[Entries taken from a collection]
++++++++

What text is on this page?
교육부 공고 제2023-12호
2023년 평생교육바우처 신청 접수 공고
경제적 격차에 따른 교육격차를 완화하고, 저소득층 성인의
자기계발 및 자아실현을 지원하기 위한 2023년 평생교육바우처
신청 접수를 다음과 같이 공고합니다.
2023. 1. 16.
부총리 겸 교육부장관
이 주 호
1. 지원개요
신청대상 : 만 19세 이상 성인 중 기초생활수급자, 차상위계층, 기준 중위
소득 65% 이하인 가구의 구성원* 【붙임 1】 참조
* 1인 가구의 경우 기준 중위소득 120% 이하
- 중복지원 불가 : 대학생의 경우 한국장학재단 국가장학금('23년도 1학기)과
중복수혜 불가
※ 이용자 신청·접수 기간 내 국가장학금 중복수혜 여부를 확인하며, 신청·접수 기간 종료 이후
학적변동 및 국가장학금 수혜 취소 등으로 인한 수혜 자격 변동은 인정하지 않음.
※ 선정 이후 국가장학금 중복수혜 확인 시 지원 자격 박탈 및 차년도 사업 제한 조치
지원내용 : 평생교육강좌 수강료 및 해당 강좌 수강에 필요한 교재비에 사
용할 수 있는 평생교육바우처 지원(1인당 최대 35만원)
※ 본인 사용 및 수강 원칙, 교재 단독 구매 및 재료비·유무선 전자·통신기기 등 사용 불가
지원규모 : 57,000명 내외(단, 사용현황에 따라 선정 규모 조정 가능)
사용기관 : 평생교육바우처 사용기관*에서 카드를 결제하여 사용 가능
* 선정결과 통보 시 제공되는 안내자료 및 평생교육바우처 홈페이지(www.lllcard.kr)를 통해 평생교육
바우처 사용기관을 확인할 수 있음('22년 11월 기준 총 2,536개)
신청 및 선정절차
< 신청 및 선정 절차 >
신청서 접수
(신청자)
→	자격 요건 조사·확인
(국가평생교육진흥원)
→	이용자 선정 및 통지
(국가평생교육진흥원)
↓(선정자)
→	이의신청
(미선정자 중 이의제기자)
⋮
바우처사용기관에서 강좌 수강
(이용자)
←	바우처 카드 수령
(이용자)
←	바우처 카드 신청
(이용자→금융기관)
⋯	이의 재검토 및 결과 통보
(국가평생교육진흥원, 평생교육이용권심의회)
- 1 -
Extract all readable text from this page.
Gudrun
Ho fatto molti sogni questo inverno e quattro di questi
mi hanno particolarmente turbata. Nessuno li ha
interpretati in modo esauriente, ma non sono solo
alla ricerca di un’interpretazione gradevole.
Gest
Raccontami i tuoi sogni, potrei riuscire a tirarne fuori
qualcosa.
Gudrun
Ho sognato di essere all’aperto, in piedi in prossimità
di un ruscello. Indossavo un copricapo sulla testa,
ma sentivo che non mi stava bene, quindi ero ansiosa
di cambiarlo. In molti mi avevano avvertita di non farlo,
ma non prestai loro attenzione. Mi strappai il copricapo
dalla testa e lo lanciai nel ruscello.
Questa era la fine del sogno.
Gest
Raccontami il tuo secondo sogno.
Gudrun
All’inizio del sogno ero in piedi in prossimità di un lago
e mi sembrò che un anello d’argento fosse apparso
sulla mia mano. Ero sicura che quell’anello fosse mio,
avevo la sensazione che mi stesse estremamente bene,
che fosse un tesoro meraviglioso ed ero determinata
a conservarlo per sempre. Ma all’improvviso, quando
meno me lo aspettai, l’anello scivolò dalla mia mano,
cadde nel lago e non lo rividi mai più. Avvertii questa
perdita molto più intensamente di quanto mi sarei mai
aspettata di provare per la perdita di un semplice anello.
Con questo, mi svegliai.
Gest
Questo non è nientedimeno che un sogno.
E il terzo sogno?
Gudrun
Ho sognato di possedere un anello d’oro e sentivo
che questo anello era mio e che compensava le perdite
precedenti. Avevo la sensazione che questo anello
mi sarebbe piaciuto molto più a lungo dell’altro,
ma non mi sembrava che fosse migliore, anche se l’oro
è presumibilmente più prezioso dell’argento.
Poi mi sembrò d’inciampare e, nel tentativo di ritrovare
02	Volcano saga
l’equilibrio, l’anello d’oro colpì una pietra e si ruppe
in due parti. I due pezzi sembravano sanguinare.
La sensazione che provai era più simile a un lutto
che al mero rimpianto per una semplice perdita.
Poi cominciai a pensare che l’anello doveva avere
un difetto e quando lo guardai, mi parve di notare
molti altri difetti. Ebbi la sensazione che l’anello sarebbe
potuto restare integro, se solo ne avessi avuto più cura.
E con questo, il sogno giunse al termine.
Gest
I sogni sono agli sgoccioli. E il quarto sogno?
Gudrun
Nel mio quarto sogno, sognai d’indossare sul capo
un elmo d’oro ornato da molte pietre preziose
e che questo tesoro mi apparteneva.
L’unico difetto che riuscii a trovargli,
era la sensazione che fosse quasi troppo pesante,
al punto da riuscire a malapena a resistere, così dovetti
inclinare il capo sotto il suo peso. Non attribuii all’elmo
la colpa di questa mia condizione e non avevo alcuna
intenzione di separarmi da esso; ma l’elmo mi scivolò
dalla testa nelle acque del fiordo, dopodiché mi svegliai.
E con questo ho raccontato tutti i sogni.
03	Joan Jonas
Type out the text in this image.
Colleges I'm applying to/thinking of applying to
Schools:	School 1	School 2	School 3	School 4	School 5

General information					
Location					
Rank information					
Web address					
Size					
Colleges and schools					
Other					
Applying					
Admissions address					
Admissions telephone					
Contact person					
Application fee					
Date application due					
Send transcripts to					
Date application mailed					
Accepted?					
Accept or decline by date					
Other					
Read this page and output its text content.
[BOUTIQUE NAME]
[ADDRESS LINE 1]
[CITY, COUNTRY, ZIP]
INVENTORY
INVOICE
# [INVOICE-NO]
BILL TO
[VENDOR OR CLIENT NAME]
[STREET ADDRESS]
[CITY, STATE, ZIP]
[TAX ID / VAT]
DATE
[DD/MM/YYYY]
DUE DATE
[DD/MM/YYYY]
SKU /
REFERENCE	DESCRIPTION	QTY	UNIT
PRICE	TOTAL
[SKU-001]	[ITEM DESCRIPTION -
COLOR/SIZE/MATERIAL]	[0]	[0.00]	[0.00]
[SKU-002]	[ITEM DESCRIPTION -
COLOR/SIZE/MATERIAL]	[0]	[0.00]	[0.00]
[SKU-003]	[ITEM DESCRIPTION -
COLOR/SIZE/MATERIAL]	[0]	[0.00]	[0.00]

++++++++

Please extract exactly, and only, the lines from the line containing "Read this page and output its text content." through the last line of the records.

== Reply ==
Read this page and output its text content.
[BOUTIQUE NAME]
[ADDRESS LINE 1]
[CITY, COUNTRY, ZIP]
INVENTORY
INVOICE
# [INVOICE-NO]
BILL TO
[VENDOR OR CLIENT NAME]
[STREET ADDRESS]
[CITY, STATE, ZIP]
[TAX ID / VAT]
DATE
[DD/MM/YYYY]
DUE DATE
[DD/MM/YYYY]
SKU /
REFERENCE	DESCRIPTION	QTY	UNIT
PRICE	TOTAL
[SKU-001]	[ITEM DESCRIPTION -
COLOR/SIZE/MATERIAL]	[0]	[0.00]	[0.00]
[SKU-002]	[ITEM DESCRIPTION -
COLOR/SIZE/MATERIAL]	[0]	[0.00]	[0.00]
[SKU-003]	[ITEM DESCRIPTION -
COLOR/SIZE/MATERIAL]	[0]	[0.00]	[0.00]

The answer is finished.